YOUR GOAL: Print every line of the entries below word for word, leaving out the pictures.

* START SUPPLIED DATA *

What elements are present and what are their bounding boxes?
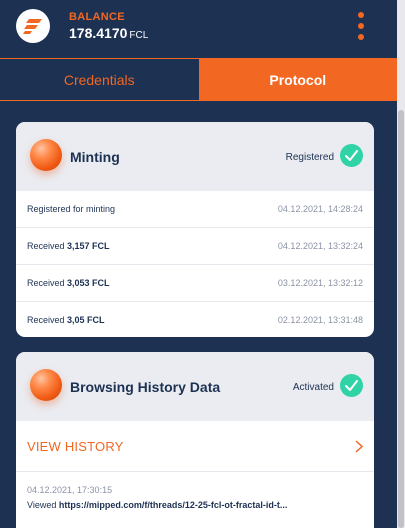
kebab-menu-icon[interactable] xyxy=(353,12,369,40)
history-entry: 04.12.2021, 17:30:15 Viewed https://mipp… xyxy=(16,472,374,528)
row-date: 02.12.2021, 13:31:48 xyxy=(277,315,363,325)
list-item: Received 3,157 FCL 04.12.2021, 13:32:24 xyxy=(16,228,374,265)
browsing-title: Browsing History Data xyxy=(70,379,221,395)
app-window: BALANCE 178.4170 FCL Credentials Protocol… xyxy=(0,0,397,528)
list-item: Received 3,05 FCL 02.12.2021, 13:31:48 xyxy=(16,302,374,337)
balance-unit: FCL xyxy=(129,30,149,41)
row-label: Received 3,05 FCL xyxy=(27,315,105,325)
history-url-link[interactable]: https://mipped.com/f/threads/12-25-fcl-o… xyxy=(59,500,288,510)
minting-status: Registered xyxy=(285,152,334,163)
minting-card-header: Minting Registered xyxy=(16,122,374,191)
minting-title: Minting xyxy=(70,149,120,165)
row-label: Received 3,157 FCL xyxy=(27,241,110,251)
row-label: Received 3,053 FCL xyxy=(27,278,110,288)
fractal-logo-icon xyxy=(16,9,50,43)
scrollbar-thumb[interactable] xyxy=(398,110,404,528)
balance-amount: 178.4170 FCL xyxy=(69,25,148,41)
view-history-button[interactable]: VIEW HISTORY xyxy=(16,421,374,472)
tab-bar: Credentials Protocol xyxy=(0,58,397,101)
row-date: 04.12.2021, 13:32:24 xyxy=(277,241,363,251)
check-circle-icon xyxy=(340,144,363,167)
balance-value: 178.4170 xyxy=(69,25,128,41)
tab-credentials[interactable]: Credentials xyxy=(0,59,199,100)
history-url-line: Viewed https://mipped.com/f/threads/12-2… xyxy=(27,500,288,510)
tab-protocol[interactable]: Protocol xyxy=(198,59,397,100)
chevron-right-icon xyxy=(355,440,363,453)
orb-icon xyxy=(30,139,62,171)
view-history-label: VIEW HISTORY xyxy=(27,439,124,454)
list-item: Received 3,053 FCL 03.12.2021, 13:32:12 xyxy=(16,265,374,302)
header: BALANCE 178.4170 FCL xyxy=(0,0,397,56)
orb-icon xyxy=(30,369,62,401)
check-circle-icon xyxy=(340,374,363,397)
browsing-card-header: Browsing History Data Activated xyxy=(16,352,374,421)
balance-label: BALANCE xyxy=(69,11,125,23)
minting-card: Minting Registered Registered for mintin… xyxy=(16,122,374,337)
row-label: Registered for minting xyxy=(27,204,116,214)
history-date: 04.12.2021, 17:30:15 xyxy=(27,485,113,495)
row-date: 04.12.2021, 14:28:24 xyxy=(277,204,363,214)
list-item: Registered for minting 04.12.2021, 14:28… xyxy=(16,191,374,228)
row-date: 03.12.2021, 13:32:12 xyxy=(277,278,363,288)
browsing-status: Activated xyxy=(292,382,334,393)
scrollbar[interactable] xyxy=(397,0,405,528)
browsing-history-card: Browsing History Data Activated VIEW HIS… xyxy=(16,352,374,528)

* END SUPPLIED DATA *

FINAL ANSWER:
What elements are present and what are their bounding boxes?
kebab-menu-icon[interactable] xyxy=(353,12,369,40)
history-entry: 04.12.2021, 17:30:15 Viewed https://mipp… xyxy=(16,472,374,528)
row-date: 02.12.2021, 13:31:48 xyxy=(277,315,363,325)
list-item: Received 3,157 FCL 04.12.2021, 13:32:24 xyxy=(16,228,374,265)
browsing-title: Browsing History Data xyxy=(70,379,221,395)
app-window: BALANCE 178.4170 FCL Credentials Protocol… xyxy=(0,0,397,528)
list-item: Received 3,05 FCL 02.12.2021, 13:31:48 xyxy=(16,302,374,337)
balance-unit: FCL xyxy=(129,30,149,41)
row-label: Received 3,05 FCL xyxy=(27,315,105,325)
history-url-link[interactable]: https://mipped.com/f/threads/12-25-fcl-o… xyxy=(59,500,288,510)
minting-status: Registered xyxy=(285,152,334,163)
minting-card-header: Minting Registered xyxy=(16,122,374,191)
minting-title: Minting xyxy=(70,149,120,165)
row-label: Received 3,157 FCL xyxy=(27,241,110,251)
row-label: Received 3,053 FCL xyxy=(27,278,110,288)
fractal-logo-icon xyxy=(16,9,50,43)
scrollbar-thumb[interactable] xyxy=(398,110,404,528)
balance-amount: 178.4170 FCL xyxy=(69,25,148,41)
view-history-button[interactable]: VIEW HISTORY xyxy=(16,421,374,472)
tab-bar: Credentials Protocol xyxy=(0,58,397,101)
row-date: 04.12.2021, 13:32:24 xyxy=(277,241,363,251)
check-circle-icon xyxy=(340,144,363,167)
balance-value: 178.4170 xyxy=(69,25,128,41)
tab-credentials[interactable]: Credentials xyxy=(0,59,199,100)
history-url-line: Viewed https://mipped.com/f/threads/12-2… xyxy=(27,500,288,510)
tab-protocol[interactable]: Protocol xyxy=(198,59,397,100)
chevron-right-icon xyxy=(355,440,363,453)
orb-icon xyxy=(30,139,62,171)
view-history-label: VIEW HISTORY xyxy=(27,439,124,454)
list-item: Received 3,053 FCL 03.12.2021, 13:32:12 xyxy=(16,265,374,302)
header: BALANCE 178.4170 FCL xyxy=(0,0,397,56)
orb-icon xyxy=(30,369,62,401)
check-circle-icon xyxy=(340,374,363,397)
browsing-card-header: Browsing History Data Activated xyxy=(16,352,374,421)
balance-label: BALANCE xyxy=(69,11,125,23)
minting-card: Minting Registered Registered for mintin… xyxy=(16,122,374,337)
row-label: Registered for minting xyxy=(27,204,116,214)
history-date: 04.12.2021, 17:30:15 xyxy=(27,485,113,495)
row-date: 04.12.2021, 14:28:24 xyxy=(277,204,363,214)
list-item: Registered for minting 04.12.2021, 14:28… xyxy=(16,191,374,228)
row-date: 03.12.2021, 13:32:12 xyxy=(277,278,363,288)
browsing-status: Activated xyxy=(292,382,334,393)
scrollbar[interactable] xyxy=(397,0,405,528)
browsing-history-card: Browsing History Data Activated VIEW HIS… xyxy=(16,352,374,528)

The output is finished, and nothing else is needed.